>> begin Records for the exercise

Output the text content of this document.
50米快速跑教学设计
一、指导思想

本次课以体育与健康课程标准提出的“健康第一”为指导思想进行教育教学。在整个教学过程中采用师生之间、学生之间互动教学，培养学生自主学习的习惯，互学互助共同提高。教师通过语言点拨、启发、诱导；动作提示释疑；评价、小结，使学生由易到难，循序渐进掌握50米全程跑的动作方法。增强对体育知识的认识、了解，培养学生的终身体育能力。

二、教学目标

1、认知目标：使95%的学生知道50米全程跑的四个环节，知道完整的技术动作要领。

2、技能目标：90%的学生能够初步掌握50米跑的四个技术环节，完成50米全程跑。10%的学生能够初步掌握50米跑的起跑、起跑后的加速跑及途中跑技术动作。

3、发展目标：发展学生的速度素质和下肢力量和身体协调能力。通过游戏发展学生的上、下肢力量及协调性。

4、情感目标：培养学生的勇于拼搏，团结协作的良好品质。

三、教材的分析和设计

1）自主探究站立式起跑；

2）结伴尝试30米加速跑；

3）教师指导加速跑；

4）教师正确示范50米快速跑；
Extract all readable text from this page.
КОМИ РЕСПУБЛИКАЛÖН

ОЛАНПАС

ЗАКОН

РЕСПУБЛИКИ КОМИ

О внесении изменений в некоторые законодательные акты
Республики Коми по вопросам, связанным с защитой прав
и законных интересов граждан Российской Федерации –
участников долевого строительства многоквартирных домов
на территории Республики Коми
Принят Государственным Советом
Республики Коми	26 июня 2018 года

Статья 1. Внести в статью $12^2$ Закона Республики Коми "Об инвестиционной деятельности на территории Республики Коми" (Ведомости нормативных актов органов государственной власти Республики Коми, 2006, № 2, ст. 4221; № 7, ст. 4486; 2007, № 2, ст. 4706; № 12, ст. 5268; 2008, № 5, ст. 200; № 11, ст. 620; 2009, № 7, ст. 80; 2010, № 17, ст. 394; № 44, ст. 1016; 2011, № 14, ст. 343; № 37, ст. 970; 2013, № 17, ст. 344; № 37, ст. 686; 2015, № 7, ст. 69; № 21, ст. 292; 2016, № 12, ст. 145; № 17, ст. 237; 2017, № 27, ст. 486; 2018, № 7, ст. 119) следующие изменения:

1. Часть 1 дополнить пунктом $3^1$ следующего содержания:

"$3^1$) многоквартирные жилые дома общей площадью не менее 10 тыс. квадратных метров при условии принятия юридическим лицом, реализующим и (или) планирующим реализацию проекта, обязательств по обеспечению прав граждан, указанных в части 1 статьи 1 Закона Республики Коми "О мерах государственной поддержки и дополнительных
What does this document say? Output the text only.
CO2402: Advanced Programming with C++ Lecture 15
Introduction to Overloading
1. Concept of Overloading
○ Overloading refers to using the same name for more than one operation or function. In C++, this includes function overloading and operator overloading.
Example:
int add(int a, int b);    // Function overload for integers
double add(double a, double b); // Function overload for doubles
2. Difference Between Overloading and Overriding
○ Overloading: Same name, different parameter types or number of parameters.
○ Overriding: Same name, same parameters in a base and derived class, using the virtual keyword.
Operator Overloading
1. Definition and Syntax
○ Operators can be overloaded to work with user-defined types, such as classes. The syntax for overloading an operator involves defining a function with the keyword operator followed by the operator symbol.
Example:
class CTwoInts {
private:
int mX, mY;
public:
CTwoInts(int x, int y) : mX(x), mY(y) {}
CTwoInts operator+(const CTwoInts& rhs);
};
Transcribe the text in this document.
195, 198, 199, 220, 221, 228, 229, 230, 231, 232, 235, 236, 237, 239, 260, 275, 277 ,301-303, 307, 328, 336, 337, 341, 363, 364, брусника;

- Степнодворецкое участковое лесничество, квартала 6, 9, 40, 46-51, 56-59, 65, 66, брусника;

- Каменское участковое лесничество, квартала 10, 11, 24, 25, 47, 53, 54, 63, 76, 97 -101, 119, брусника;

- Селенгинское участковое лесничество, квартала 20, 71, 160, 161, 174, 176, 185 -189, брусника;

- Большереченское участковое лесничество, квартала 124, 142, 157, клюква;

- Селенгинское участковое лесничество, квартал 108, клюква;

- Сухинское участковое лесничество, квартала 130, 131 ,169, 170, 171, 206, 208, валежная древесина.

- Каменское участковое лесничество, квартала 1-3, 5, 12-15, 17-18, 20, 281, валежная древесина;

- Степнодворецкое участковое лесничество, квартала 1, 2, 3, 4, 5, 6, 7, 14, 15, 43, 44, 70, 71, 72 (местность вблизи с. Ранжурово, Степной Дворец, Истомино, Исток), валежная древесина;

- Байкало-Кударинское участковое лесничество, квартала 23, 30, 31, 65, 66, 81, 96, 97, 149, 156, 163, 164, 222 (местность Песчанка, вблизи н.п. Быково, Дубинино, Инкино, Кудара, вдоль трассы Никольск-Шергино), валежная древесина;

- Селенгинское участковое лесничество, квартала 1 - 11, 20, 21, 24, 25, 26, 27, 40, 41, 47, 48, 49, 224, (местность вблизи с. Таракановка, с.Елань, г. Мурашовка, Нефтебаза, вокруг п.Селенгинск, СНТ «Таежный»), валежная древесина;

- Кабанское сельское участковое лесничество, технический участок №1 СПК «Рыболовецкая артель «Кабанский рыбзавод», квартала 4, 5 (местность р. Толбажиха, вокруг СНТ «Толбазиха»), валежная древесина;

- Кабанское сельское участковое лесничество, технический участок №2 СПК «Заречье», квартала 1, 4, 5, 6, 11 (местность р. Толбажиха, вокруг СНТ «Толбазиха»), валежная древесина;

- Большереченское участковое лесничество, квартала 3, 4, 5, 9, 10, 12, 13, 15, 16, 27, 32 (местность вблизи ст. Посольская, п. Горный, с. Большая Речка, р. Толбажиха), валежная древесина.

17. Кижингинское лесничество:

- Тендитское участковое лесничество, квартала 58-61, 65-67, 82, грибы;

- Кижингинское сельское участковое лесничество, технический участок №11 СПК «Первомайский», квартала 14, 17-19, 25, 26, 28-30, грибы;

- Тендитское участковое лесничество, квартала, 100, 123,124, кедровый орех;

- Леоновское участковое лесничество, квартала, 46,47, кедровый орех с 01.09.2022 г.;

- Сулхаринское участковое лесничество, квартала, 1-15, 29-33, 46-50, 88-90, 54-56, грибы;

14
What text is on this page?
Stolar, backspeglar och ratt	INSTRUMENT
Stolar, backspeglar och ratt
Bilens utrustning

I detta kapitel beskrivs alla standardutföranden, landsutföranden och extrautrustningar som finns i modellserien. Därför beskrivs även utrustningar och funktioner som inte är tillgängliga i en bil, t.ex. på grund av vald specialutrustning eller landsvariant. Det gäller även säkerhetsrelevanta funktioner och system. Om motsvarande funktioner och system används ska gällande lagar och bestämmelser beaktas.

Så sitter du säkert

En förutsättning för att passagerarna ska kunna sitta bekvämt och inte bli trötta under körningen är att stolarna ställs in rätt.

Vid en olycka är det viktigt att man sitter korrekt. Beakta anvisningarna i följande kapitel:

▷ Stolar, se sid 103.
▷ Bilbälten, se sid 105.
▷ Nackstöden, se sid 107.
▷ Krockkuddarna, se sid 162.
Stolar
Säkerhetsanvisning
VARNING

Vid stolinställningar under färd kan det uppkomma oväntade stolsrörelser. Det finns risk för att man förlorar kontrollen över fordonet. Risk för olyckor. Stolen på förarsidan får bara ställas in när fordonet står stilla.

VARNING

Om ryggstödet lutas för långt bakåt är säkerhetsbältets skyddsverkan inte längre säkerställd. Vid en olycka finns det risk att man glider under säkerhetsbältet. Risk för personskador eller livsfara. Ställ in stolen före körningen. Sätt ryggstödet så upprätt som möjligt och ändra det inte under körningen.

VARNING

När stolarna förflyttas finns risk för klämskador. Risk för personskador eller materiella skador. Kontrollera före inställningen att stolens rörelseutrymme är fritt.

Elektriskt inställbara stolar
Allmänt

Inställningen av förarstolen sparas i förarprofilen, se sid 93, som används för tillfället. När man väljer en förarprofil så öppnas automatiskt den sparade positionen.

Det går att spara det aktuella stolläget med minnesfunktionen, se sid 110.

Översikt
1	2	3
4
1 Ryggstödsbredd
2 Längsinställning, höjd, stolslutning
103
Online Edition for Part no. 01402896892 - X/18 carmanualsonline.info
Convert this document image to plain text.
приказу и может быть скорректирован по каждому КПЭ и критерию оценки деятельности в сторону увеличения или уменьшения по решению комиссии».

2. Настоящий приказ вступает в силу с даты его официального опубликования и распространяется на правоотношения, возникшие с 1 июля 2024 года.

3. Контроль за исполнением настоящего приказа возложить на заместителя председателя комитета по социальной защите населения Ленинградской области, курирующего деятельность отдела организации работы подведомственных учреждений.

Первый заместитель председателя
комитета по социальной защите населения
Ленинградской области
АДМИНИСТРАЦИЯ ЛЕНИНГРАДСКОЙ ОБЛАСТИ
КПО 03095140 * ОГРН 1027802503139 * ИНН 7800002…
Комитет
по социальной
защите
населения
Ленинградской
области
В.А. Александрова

>> end Records for the exercise

_Written request_. From the records above, copy every line that holds the word "орех".

_Exercise result_.
- Тендитское участковое лесничество, квартала, 100, 123,124, кедровый орех;
- Леоновское участковое лесничество, квартала, 46,47, кедровый орех с 01.09.2022 г.;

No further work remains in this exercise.